### ЗАДАНИЯ
1: Почему, по словам Белого во фрагменте страницы, аргонавтическое «свяжем руки» вело к распылению проблем конкретного символизма в его соборной фазе? Ответь одним-тремя предложениями.
2: В строках данных, от самой первой до строки с «total-label: 232 564» включительно, замени «Enumerate» на «List». Остальное оставь как есть и выведи только эти строки.

### ФРАГМЕНТ СТРАНИЦЫ

Теория знания символизма еще далеко не ясна, но я переживаю весь пафос искания ее и утверждения ее: она – должна быть; она – золотое руно, к которому чалит мой «Арго».
В этот период я волю: жить мне с людьми и строить с ними коммуну исканий, лабораторию опытов новой жизни… в Символе, или «третьем», возникающем среди нас как ведущий импульс; тут-то и начинается миф об «Арго», подбирающем аргонавтов к далекому плаванию; в «Арго» я мыслил сидящим «Орфея» – знак Христа: под маской культуры (для первых христиан – знак Рыбы)128.
Однако меньше чем через год после образования в 1903‐м кружка «аргонавтов» Белый начинает – если верить его анализу – разочаровываться в «аргонавтическом разглагольствовании»129 и вскоре диагностирует «крах с „Арго“»130:
Поданный друзьям солнечный шар был… съеден.
Растерзанные, солнечные части
Сосут дрожаще жадными губами…
Подите прочь!.. и т. д.
Летом 1903 года пишу: «Наш Арго… готовясь лететь, золотыми крылами забил». А зимой (1903–1904 года) пишу рассказ об аргонавтах, где полет их есть уже полет в пустоту смерти (рассказ – «Иронический»); между летом 1903‐го и весной 1904-го – рост долго таимого узнавания, что аргонавтическое «свяжем руки» есть лишь – кричанье «за круглым столом», ведущее к безобразию распыления проблем конкретного символизма в его соборной фазе (коммуне) от незнания социального ритма и непонимания моих усилий этот ритм поддержать <…>.
Я переживаю: надлом – непомерный, усталость – смертельную; и у меня вырывается вскрик: стихотворение «Безумец» (последнее цикла «Золото в лазури»).
В общем, Белый признал, что к середине 1900‐х его «утопиям о мистерии, многострунности в органически развертываемой новой общественности, к которой должен причалить „Арго“ символизма», был нанесен сокрушительный удар. Тем не менее, встав в 1912 году на путь антропософии, он попытался доказать, что антропософия и есть закономерное углубление теории и мироощущения символизма, причем именно в его аргонавтическом изводе132. Несомненно, с высоты открывшихся новых истин юношеская мифология предстала в ином, не столь возвышенном виде: «Арго» уже не прекрасный крылатый корабль, а всего лишь «суденышко, отстраиваемое наспех из ветхого материала»133. Однако полностью распроститься с прежними идеалами Белый не мог и, видимо, не хотел134.

######
### ВЫДЕРЖКИ ИЗ ДАННЫХ

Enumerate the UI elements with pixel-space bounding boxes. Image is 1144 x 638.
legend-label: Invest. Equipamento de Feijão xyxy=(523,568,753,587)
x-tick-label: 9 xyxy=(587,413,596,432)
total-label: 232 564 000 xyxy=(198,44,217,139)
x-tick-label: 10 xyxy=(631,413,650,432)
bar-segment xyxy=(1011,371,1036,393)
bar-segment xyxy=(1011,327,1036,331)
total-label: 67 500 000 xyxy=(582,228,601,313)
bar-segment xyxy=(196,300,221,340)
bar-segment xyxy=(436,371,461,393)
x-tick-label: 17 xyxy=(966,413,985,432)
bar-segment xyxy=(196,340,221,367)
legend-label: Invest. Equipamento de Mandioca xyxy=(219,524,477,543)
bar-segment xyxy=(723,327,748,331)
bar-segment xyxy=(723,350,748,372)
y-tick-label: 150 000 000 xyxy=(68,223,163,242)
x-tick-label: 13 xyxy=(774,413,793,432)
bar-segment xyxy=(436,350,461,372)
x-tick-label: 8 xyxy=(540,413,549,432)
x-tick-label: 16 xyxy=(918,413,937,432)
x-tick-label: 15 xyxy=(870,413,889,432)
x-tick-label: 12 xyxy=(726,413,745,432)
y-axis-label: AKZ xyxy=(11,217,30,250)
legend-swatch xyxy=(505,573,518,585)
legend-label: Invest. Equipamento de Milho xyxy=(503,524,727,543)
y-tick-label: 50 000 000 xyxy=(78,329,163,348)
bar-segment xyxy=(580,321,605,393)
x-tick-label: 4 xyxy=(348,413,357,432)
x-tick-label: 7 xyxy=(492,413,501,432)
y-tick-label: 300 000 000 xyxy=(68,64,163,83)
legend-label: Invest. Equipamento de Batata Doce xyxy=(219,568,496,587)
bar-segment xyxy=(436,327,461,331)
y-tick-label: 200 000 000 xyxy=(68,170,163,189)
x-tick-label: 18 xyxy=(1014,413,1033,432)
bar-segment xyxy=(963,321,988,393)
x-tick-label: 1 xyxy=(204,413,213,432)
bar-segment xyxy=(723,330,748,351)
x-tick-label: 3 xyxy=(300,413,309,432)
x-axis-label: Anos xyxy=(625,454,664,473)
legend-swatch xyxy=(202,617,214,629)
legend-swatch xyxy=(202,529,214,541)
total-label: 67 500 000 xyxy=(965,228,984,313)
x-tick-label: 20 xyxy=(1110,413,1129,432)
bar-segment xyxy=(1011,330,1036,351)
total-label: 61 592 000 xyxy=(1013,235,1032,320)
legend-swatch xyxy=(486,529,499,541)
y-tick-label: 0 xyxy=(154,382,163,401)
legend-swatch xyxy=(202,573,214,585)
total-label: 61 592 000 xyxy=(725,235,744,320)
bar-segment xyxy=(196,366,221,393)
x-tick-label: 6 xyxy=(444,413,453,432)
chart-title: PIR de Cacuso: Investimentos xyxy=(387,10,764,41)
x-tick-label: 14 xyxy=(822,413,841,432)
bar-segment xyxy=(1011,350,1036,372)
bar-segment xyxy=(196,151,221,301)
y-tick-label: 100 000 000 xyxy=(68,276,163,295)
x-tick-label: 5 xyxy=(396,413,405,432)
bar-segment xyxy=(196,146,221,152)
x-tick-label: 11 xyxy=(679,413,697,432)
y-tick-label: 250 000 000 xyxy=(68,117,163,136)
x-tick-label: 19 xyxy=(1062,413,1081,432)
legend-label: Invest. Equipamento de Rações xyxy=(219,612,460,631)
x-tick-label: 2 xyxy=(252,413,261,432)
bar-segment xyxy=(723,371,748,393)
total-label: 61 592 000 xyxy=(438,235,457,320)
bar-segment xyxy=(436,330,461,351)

######

### ОТВЕТЫ К ЗАДАНИЯМ
1: По словам Белого, к этому вели незнание социального ритма и непонимание его усилий этот ритм поддержать.

2:
List the UI elements with pixel-space bounding boxes. Image is 1144 x 638.
legend-label: Invest. Equipamento de Feijão xyxy=(523,568,753,587)
x-tick-label: 9 xyxy=(587,413,596,432)
total-label: 232 564 000 xyxy=(198,44,217,139)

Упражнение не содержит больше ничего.